# ПРИВЕДЁННЫЙ ТЕКСТ:
▽

Две стихии Георгия Алекси-Месхишвили. 1984. Автор: Э. Кузнецов
Искусство заслуженного художника Грузинской ССР Георгия Алекси-Месхишвили принадлежит одновременно двум стихиям — театру и живописи.
Это подлинный рыцарь театра — не только по профессии и по заслуженному признанию, но, может быть, и «по крови» — по принадлежности к прославленной актерской фамилии. Ему в высшей степени присуще то ощущение театра, которое многие из нас испытали в детстве, но далеко не многие донесли хотя бы до юности — как таинства, как праздника, как зрелища красивого и волшебного. Он любит сцену интимно, постиг ее досконально, отдает ей все, что умеет и чем владеет, — отдает много.

△

# ПОКАЗАННЫЕ ЗАПИСИ:
▽

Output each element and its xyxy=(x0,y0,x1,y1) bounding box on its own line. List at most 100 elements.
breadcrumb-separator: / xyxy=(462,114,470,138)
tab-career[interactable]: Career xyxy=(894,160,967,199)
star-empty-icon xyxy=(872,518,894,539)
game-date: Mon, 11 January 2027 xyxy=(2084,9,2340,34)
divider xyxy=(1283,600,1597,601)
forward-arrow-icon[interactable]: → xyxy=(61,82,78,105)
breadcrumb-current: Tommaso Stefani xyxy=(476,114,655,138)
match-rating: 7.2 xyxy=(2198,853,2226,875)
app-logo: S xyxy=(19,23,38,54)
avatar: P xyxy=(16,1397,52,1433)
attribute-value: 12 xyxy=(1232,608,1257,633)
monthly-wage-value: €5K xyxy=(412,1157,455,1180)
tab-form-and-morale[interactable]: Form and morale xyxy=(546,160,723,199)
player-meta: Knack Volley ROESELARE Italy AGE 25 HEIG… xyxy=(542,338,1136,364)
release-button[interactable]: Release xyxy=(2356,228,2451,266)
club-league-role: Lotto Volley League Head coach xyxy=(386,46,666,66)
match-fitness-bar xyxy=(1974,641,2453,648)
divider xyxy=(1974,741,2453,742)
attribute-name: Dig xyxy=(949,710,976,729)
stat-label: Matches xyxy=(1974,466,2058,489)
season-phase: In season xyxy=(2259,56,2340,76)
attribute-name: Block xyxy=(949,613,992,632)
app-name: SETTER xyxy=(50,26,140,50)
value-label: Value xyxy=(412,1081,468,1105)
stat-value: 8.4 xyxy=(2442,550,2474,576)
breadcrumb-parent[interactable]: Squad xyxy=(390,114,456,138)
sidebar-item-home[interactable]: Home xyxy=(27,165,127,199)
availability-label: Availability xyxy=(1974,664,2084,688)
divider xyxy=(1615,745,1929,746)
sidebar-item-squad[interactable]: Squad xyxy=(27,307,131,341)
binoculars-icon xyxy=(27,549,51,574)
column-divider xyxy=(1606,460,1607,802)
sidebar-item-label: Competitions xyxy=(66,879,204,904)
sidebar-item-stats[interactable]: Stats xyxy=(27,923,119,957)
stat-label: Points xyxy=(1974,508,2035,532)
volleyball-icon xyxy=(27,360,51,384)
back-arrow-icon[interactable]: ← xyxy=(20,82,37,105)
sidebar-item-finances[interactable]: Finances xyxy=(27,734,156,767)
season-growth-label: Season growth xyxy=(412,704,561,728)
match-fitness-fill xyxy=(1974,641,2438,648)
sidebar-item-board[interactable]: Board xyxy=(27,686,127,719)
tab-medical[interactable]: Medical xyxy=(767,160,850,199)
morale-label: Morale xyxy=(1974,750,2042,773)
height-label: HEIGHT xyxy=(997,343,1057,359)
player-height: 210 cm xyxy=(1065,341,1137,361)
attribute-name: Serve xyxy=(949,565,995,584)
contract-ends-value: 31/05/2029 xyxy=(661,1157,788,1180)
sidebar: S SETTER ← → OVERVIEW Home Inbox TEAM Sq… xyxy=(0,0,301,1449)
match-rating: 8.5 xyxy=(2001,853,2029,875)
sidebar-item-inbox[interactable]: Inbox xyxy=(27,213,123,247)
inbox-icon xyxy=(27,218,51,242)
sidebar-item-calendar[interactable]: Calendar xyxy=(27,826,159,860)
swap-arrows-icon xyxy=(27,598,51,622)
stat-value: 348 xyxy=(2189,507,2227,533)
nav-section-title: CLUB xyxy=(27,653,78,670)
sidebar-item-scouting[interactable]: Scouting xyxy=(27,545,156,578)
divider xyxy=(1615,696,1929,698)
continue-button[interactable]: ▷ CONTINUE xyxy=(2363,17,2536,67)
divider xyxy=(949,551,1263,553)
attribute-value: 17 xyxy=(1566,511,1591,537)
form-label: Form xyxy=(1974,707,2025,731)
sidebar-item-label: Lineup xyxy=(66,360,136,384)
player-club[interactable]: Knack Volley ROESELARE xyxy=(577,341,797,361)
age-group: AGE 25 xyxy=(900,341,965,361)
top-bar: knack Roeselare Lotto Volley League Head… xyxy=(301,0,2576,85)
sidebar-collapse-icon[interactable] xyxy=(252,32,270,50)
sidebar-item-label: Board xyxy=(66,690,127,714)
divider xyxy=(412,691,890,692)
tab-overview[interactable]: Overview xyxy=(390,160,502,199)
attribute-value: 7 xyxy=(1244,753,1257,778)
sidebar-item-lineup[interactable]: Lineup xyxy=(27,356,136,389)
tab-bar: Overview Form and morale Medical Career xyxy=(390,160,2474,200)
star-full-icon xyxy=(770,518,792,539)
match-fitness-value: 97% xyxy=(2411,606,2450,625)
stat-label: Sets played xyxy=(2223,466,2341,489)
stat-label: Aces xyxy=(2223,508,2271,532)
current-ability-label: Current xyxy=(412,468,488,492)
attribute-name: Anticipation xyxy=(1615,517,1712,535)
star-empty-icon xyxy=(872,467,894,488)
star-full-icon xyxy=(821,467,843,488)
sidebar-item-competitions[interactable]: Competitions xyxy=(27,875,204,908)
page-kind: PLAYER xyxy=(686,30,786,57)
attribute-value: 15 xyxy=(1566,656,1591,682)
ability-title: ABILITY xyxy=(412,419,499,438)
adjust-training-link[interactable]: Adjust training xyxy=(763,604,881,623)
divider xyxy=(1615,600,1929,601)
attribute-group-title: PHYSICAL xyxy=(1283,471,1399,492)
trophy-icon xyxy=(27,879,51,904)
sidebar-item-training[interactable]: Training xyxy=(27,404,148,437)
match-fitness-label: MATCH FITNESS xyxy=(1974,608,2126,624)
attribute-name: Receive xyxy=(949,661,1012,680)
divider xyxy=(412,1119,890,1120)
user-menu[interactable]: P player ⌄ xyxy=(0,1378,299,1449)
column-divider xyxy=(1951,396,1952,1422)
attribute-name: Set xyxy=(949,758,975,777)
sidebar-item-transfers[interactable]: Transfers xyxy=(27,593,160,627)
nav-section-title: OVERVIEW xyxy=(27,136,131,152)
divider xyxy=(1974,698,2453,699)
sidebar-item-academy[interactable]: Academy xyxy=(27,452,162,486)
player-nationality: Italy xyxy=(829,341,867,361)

△

# ЦЕЛЬ ЗАДАНИЯ A:
Ответьте по тексту о Георгии Алекси-Месхишвили:
(i) Какое звание носит художник?
(ii) Каким двум стихиям принадлежит его искусство?
(iii) Как, по тексту, ощущают театр в детстве?
# ЦЕЛЬ ЗАДАНИЯ B:
Перепишите дословно фрагмент текста о Георгии Алекси-Месхишвили начиная со слов «Две стихии Георгия» и заканчивая словами «театру и живописи.» включительно.

# ОТВЕТ НА ЗАДАНИЕ A:
(i) Заслуженный художник Грузинской ССР.
(ii) Театру и живописи.
(iii) Как таинство, как праздник, как зрелище красивое и волшебное.

# ОТВЕТ НА ЗАДАНИЕ B:
Две стихии Георгия Алекси-Месхишвили. 1984. Автор: Э. Кузнецов
Искусство заслуженного художника Грузинской ССР Георгия Алекси-Месхишвили принадлежит одновременно двум стихиям — театру и живописи.